(Work instructions) Check every line of the data below for the string "Romania", and copy the ones that hold it.

** start of Provided information **

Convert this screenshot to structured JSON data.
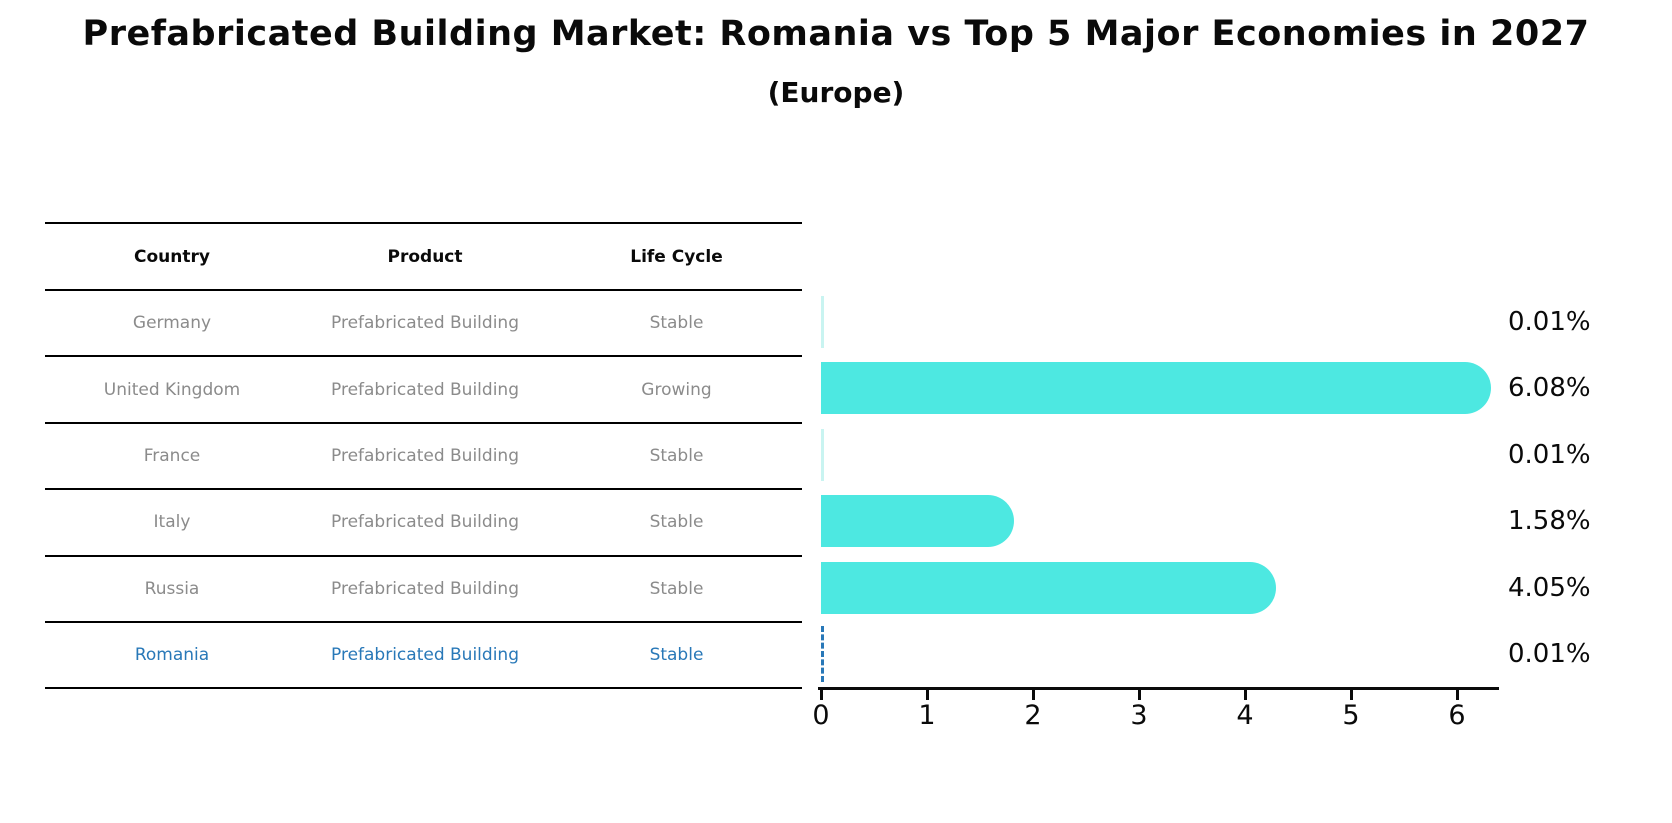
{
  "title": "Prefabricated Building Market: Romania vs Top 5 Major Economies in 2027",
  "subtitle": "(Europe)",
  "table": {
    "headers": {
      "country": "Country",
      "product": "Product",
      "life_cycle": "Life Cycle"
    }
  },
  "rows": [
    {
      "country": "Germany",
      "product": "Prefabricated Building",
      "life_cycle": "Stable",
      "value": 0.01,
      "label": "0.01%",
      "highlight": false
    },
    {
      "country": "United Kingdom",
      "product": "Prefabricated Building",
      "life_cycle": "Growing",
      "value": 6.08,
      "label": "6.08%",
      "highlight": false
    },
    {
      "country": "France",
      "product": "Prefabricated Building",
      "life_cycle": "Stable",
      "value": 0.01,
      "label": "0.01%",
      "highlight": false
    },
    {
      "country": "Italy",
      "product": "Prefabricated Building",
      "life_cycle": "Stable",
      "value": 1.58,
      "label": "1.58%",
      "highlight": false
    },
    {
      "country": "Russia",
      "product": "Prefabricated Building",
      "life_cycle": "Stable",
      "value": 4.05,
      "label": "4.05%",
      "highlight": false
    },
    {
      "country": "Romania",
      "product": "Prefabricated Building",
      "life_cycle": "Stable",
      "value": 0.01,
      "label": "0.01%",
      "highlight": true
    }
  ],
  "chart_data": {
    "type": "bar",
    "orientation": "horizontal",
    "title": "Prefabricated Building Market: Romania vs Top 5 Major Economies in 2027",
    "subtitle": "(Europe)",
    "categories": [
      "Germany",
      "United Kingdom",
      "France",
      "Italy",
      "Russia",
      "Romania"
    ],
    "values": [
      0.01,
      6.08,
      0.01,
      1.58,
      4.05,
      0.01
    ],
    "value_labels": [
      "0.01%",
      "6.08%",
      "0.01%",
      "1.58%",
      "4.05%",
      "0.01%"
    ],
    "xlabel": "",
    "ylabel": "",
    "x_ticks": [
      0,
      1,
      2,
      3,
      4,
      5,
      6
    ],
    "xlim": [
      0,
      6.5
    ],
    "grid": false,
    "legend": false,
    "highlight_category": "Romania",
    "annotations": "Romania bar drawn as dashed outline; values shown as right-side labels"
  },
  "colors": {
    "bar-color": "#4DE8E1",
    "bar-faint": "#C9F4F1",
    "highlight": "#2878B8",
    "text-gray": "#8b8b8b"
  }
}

** end of Provided information **
** start of Provided information **

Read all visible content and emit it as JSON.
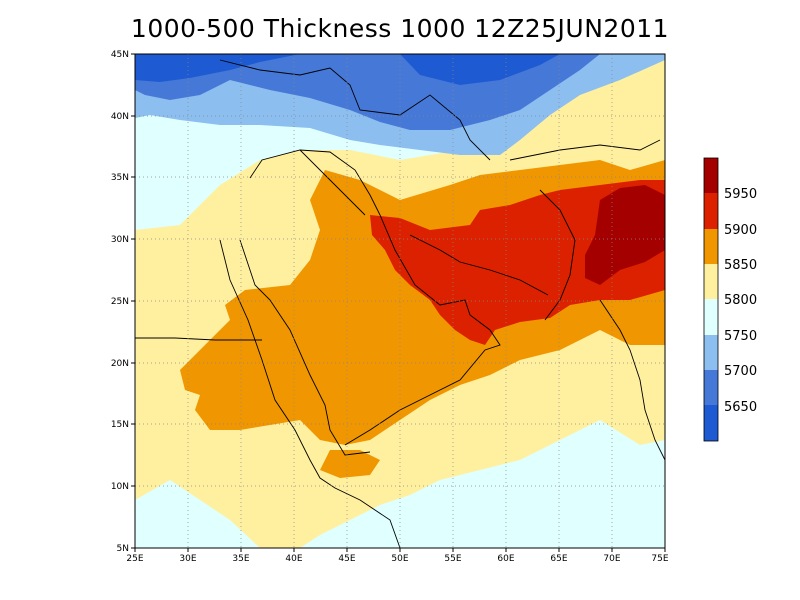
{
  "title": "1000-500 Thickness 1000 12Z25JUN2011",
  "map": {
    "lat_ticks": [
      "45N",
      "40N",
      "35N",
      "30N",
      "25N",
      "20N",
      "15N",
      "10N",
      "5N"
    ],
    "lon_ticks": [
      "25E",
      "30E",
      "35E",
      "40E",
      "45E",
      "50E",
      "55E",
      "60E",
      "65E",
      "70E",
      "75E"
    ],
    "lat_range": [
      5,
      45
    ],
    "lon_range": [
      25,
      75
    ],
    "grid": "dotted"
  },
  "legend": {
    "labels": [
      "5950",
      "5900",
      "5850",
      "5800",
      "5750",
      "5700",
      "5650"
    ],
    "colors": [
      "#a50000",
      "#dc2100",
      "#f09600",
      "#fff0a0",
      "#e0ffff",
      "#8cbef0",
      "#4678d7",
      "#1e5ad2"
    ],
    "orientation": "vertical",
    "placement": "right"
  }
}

** end of Provided information **

(Result)
  "title": "Prefabricated Building Market: Romania vs Top 5 Major Economies in 2027",
      "country": "Romania",
    "title": "Prefabricated Building Market: Romania vs Top 5 Major Economies in 2027",
      "Romania"
    "highlight_category": "Romania",
    "annotations": "Romania bar drawn as dashed outline; values shown as right-side labels"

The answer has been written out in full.